• Written request:
Count how many lines in the material below hold the word "Assertion"; the reply is that number alone.

• Records supplied:
** start **

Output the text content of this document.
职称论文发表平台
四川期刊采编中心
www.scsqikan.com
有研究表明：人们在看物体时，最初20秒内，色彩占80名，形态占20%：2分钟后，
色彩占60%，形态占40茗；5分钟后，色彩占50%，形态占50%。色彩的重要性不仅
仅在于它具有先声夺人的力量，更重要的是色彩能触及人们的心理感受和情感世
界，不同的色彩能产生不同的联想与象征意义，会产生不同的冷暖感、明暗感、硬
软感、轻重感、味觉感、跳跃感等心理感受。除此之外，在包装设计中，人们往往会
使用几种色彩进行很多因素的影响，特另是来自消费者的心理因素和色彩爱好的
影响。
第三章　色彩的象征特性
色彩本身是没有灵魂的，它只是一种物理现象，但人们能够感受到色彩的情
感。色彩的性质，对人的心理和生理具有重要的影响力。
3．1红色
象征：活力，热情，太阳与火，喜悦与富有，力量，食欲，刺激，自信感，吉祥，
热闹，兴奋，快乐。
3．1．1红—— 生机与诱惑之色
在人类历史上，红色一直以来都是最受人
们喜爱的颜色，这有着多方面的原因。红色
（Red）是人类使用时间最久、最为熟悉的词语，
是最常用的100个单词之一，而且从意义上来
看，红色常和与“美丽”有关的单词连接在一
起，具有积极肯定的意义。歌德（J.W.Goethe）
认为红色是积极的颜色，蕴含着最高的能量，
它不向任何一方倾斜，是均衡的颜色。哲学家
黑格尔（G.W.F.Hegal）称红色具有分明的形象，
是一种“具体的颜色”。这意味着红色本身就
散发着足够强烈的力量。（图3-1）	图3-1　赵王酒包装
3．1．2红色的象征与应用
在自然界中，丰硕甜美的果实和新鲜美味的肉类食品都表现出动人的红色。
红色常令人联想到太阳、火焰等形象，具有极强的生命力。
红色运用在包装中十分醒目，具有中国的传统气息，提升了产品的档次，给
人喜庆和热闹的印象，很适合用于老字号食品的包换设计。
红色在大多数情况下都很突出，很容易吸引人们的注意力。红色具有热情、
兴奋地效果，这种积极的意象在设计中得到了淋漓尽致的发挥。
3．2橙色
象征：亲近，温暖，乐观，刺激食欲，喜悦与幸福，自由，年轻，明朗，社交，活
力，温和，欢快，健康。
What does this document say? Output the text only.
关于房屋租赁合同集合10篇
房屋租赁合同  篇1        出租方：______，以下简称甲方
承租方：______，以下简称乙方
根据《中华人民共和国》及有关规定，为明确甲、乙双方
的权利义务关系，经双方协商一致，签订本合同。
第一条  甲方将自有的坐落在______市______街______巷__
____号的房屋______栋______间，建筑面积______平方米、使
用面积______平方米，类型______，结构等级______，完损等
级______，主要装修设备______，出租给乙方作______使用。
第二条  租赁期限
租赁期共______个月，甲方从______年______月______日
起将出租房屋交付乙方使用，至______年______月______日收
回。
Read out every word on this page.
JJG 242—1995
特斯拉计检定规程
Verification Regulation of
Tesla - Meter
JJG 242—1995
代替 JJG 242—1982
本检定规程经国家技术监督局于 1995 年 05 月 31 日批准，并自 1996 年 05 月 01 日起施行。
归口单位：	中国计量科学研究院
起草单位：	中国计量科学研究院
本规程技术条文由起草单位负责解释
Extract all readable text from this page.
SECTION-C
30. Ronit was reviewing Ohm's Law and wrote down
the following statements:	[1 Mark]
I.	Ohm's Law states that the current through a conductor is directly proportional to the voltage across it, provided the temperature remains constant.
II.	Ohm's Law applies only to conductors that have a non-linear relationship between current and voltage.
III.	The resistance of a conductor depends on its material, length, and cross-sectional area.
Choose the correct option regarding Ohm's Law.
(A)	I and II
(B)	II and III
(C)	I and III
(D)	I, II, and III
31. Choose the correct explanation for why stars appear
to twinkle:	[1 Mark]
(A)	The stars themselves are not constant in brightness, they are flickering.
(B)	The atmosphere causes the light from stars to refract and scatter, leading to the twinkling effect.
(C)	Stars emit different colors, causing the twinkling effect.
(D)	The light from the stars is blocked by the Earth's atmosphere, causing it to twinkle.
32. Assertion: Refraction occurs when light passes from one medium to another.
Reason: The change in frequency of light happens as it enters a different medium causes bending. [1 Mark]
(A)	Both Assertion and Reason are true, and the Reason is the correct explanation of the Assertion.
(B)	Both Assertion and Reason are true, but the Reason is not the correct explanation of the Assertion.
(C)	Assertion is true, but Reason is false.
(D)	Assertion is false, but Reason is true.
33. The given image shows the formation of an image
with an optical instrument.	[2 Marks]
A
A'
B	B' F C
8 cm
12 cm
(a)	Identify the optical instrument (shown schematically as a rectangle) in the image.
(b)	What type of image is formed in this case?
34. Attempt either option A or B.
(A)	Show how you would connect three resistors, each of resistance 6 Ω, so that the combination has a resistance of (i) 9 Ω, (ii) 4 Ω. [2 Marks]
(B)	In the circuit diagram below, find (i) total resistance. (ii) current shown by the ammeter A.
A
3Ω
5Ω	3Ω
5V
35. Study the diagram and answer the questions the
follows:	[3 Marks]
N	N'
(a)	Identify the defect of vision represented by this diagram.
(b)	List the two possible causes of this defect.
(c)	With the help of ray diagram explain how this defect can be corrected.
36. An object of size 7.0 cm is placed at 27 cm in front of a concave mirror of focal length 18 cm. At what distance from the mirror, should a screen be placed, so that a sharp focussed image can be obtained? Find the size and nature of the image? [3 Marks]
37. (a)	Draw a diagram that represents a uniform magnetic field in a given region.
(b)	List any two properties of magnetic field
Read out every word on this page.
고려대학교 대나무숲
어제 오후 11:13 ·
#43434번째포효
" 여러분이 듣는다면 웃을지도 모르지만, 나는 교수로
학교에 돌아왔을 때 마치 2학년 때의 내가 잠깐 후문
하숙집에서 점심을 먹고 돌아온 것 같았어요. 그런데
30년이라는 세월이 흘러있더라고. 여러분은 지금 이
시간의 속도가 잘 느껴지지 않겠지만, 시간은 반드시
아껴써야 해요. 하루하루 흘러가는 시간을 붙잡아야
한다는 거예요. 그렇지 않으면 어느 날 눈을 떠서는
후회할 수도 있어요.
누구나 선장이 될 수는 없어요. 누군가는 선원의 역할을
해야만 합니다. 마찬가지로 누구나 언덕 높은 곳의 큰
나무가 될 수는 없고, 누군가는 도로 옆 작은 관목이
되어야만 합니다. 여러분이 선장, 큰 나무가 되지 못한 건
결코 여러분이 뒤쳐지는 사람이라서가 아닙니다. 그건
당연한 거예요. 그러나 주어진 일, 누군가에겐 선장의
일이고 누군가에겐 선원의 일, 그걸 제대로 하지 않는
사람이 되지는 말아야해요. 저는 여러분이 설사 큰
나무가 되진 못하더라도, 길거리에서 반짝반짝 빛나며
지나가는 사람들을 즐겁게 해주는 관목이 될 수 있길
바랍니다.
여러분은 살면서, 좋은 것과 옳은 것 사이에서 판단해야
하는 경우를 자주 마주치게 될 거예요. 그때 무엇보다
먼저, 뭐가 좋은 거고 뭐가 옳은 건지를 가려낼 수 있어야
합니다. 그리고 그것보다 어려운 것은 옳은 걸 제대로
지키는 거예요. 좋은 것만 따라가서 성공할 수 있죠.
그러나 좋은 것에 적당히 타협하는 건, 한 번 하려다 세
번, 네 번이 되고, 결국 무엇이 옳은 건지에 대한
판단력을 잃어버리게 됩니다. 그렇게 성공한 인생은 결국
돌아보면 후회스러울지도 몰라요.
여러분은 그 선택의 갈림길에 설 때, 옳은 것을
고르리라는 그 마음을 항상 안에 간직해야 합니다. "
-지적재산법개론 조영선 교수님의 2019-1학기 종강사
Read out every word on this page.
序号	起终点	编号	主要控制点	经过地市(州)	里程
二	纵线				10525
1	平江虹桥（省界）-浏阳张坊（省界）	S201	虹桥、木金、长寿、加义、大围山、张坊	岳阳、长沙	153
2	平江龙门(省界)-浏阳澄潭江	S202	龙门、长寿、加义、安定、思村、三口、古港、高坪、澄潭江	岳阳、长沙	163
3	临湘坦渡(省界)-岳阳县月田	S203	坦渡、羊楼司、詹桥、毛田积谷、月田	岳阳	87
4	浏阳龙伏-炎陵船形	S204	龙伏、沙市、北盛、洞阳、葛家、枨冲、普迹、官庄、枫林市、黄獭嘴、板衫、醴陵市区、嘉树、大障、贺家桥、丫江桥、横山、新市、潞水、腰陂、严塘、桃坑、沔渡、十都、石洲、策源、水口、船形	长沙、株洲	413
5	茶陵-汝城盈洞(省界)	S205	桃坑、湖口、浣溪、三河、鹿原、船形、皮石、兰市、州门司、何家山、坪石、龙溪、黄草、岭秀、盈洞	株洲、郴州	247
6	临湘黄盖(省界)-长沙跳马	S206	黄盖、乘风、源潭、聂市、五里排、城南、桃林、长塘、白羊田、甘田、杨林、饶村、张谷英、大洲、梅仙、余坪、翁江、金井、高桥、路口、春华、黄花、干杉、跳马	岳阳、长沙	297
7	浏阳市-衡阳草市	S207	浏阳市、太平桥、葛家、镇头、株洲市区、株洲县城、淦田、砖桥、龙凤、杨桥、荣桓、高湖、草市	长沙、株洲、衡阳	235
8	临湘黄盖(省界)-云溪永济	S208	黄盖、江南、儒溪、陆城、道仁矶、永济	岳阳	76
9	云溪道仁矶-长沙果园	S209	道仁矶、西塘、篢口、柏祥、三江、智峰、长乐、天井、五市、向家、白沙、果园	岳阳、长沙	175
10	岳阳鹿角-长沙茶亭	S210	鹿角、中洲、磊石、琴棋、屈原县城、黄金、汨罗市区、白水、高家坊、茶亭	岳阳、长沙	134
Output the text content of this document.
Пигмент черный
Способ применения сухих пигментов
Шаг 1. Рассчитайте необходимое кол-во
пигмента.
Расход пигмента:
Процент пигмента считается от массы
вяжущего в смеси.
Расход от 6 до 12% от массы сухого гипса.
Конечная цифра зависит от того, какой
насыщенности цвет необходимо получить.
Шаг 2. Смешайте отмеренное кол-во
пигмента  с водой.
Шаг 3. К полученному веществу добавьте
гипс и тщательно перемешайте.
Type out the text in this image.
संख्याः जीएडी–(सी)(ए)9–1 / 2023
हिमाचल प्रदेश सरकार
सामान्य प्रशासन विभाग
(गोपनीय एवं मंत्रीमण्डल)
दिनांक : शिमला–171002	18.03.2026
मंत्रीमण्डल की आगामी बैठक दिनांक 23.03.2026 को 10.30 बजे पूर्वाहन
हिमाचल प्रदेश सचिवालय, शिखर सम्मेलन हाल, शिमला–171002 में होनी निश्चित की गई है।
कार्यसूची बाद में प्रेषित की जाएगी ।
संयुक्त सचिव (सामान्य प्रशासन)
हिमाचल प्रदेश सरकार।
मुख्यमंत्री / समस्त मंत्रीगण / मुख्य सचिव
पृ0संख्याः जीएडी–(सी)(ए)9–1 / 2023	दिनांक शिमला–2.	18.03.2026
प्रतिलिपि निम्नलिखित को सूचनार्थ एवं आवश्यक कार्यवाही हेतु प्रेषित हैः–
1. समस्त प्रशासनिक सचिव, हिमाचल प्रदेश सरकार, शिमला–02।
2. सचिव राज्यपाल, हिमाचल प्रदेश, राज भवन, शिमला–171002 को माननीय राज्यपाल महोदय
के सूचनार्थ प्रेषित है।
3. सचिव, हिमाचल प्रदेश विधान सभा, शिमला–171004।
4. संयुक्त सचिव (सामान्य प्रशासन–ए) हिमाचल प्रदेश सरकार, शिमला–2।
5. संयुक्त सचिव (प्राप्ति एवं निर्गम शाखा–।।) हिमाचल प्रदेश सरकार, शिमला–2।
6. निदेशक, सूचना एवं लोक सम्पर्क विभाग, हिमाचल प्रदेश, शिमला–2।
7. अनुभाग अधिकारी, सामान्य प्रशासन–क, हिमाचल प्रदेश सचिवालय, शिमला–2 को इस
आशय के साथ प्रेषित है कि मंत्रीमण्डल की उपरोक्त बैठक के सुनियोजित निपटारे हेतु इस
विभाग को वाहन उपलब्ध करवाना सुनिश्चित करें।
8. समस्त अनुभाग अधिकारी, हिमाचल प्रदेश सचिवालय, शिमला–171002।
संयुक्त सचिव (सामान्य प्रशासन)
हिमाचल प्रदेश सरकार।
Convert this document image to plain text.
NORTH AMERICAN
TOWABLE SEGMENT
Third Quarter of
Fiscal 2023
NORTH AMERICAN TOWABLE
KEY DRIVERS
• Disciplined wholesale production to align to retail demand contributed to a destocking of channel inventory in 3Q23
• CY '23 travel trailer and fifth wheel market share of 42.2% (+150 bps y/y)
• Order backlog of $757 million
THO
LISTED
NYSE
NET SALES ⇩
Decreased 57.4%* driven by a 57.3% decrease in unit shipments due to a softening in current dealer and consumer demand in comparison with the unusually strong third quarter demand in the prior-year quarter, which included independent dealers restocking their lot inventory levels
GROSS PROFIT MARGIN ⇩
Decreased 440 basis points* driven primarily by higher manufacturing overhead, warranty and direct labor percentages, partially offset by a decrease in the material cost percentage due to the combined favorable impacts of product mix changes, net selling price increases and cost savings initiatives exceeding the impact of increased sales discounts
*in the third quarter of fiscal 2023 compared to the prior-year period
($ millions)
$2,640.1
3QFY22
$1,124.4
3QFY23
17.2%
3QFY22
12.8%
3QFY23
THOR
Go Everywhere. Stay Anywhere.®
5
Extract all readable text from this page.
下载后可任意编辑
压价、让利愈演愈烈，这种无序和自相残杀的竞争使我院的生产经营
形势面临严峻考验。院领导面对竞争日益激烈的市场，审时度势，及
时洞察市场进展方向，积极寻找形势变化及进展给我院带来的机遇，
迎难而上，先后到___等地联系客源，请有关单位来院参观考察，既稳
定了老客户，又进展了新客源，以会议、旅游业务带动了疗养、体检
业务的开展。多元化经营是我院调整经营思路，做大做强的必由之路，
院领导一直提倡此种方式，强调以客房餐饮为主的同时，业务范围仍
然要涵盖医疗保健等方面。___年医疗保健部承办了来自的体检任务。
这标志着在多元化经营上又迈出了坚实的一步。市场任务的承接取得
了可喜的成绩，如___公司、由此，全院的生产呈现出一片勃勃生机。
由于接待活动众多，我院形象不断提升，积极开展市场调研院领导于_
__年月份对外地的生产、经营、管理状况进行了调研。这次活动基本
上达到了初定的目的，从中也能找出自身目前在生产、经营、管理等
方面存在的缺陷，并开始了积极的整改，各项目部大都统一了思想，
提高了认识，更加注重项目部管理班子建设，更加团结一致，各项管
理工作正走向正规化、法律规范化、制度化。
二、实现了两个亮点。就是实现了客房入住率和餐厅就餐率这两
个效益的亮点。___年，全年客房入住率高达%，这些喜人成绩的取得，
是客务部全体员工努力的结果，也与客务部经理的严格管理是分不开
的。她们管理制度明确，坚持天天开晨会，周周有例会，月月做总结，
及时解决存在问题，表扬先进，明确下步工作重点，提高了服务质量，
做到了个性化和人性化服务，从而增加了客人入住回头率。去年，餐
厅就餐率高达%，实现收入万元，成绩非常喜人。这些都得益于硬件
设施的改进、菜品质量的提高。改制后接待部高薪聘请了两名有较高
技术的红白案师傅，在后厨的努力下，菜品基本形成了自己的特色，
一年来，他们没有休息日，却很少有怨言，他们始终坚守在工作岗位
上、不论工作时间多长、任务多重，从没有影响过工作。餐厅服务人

** end **

• Correct response:
5